Problem statement:
Copy out all the lines exactly. Omit pictures.

▶

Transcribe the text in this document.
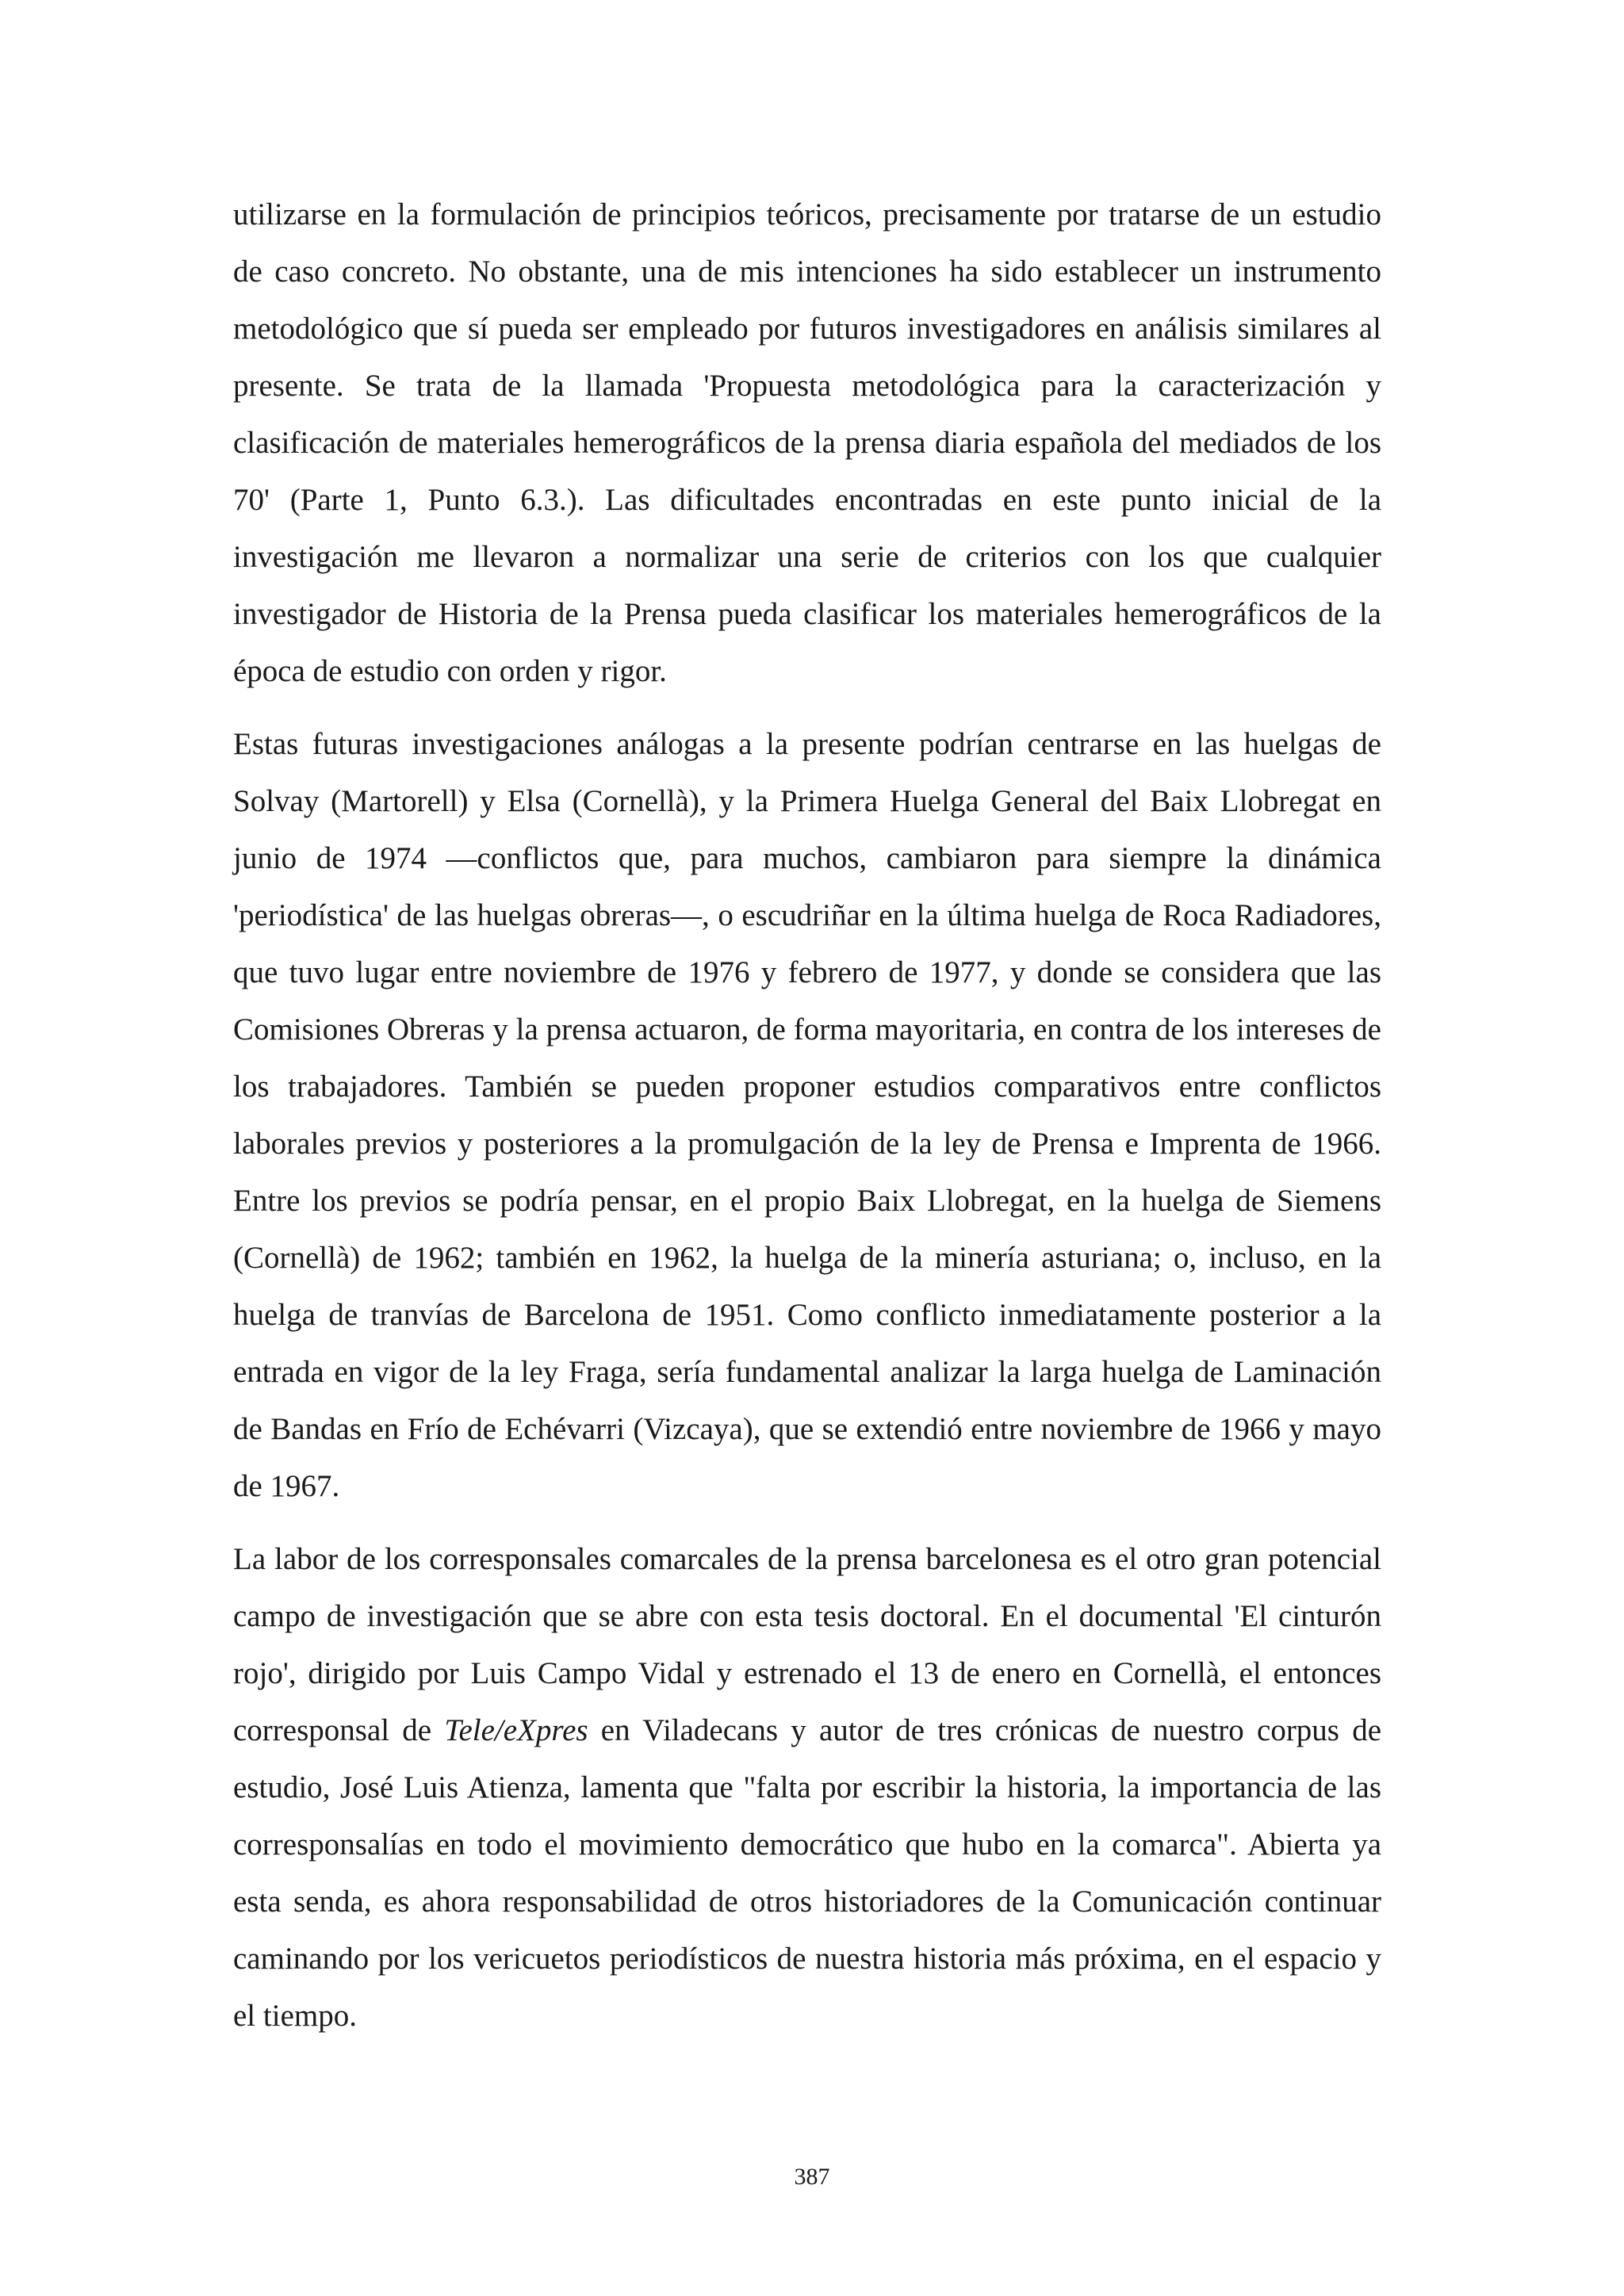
utilizarse en la formulación de principios teóricos, precisamente por tratarse de un estudio de caso concreto. No obstante, una de mis intenciones ha sido establecer un instrumento metodológico que sí pueda ser empleado por futuros investigadores en análisis similares al presente. Se trata de la llamada 'Propuesta metodológica para la caracterización y clasificación de materiales hemerográficos de la prensa diaria española del mediados de los 70' (Parte 1, Punto 6.3.). Las dificultades encontradas en este punto inicial de la investigación me llevaron a normalizar una serie de criterios con los que cualquier investigador de Historia de la Prensa pueda clasificar los materiales hemerográficos de la época de estudio con orden y rigor.

Estas futuras investigaciones análogas a la presente podrían centrarse en las huelgas de Solvay (Martorell) y Elsa (Cornellà), y la Primera Huelga General del Baix Llobregat en junio de 1974 —conflictos que, para muchos, cambiaron para siempre la dinámica 'periodística' de las huelgas obreras—, o escudriñar en la última huelga de Roca Radiadores, que tuvo lugar entre noviembre de 1976 y febrero de 1977, y donde se considera que las Comisiones Obreras y la prensa actuaron, de forma mayoritaria, en contra de los intereses de los trabajadores. También se pueden proponer estudios comparativos entre conflictos laborales previos y posteriores a la promulgación de la ley de Prensa e Imprenta de 1966. Entre los previos se podría pensar, en el propio Baix Llobregat, en la huelga de Siemens (Cornellà) de 1962; también en 1962, la huelga de la minería asturiana; o, incluso, en la huelga de tranvías de Barcelona de 1951. Como conflicto inmediatamente posterior a la entrada en vigor de la ley Fraga, sería fundamental analizar la larga huelga de Laminación de Bandas en Frío de Echévarri (Vizcaya), que se extendió entre noviembre de 1966 y mayo de 1967.

La labor de los corresponsales comarcales de la prensa barcelonesa es el otro gran potencial campo de investigación que se abre con esta tesis doctoral. En el documental 'El cinturón rojo', dirigido por Luis Campo Vidal y estrenado el 13 de enero en Cornellà, el entonces corresponsal de Tele/eXpres en Viladecans y autor de tres crónicas de nuestro corpus de estudio, José Luis Atienza, lamenta que "falta por escribir la historia, la importancia de las corresponsalías en todo el movimiento democrático que hubo en la comarca". Abierta ya esta senda, es ahora responsabilidad de otros historiadores de la Comunicación continuar caminando por los vericuetos periodísticos de nuestra historia más próxima, en el espacio y el tiempo.

387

◀

Response to this exercise:
Transcribe the text in this document.
utilizarse en la formulación de principios teóricos, precisamente por tratarse de un estudio de caso concreto. No obstante, una de mis intenciones ha sido establecer un instrumento metodológico que sí pueda ser empleado por futuros investigadores en análisis similares al presente. Se trata de la llamada 'Propuesta metodológica para la caracterización y clasificación de materiales hemerográficos de la prensa diaria española del mediados de los 70' (Parte 1, Punto 6.3.). Las dificultades encontradas en este punto inicial de la investigación me llevaron a normalizar una serie de criterios con los que cualquier investigador de Historia de la Prensa pueda clasificar los materiales hemerográficos de la época de estudio con orden y rigor.

Estas futuras investigaciones análogas a la presente podrían centrarse en las huelgas de Solvay (Martorell) y Elsa (Cornellà), y la Primera Huelga General del Baix Llobregat en junio de 1974 —conflictos que, para muchos, cambiaron para siempre la dinámica 'periodística' de las huelgas obreras—, o escudriñar en la última huelga de Roca Radiadores, que tuvo lugar entre noviembre de 1976 y febrero de 1977, y donde se considera que las Comisiones Obreras y la prensa actuaron, de forma mayoritaria, en contra de los intereses de los trabajadores. También se pueden proponer estudios comparativos entre conflictos laborales previos y posteriores a la promulgación de la ley de Prensa e Imprenta de 1966. Entre los previos se podría pensar, en el propio Baix Llobregat, en la huelga de Siemens (Cornellà) de 1962; también en 1962, la huelga de la minería asturiana; o, incluso, en la huelga de tranvías de Barcelona de 1951. Como conflicto inmediatamente posterior a la entrada en vigor de la ley Fraga, sería fundamental analizar la larga huelga de Laminación de Bandas en Frío de Echévarri (Vizcaya), que se extendió entre noviembre de 1966 y mayo de 1967.

La labor de los corresponsales comarcales de la prensa barcelonesa es el otro gran potencial campo de investigación que se abre con esta tesis doctoral. En el documental 'El cinturón rojo', dirigido por Luis Campo Vidal y estrenado el 13 de enero en Cornellà, el entonces corresponsal de Tele/eXpres en Viladecans y autor de tres crónicas de nuestro corpus de estudio, José Luis Atienza, lamenta que "falta por escribir la historia, la importancia de las corresponsalías en todo el movimiento democrático que hubo en la comarca". Abierta ya esta senda, es ahora responsabilidad de otros historiadores de la Comunicación continuar caminando por los vericuetos periodísticos de nuestra historia más próxima, en el espacio y el tiempo.

387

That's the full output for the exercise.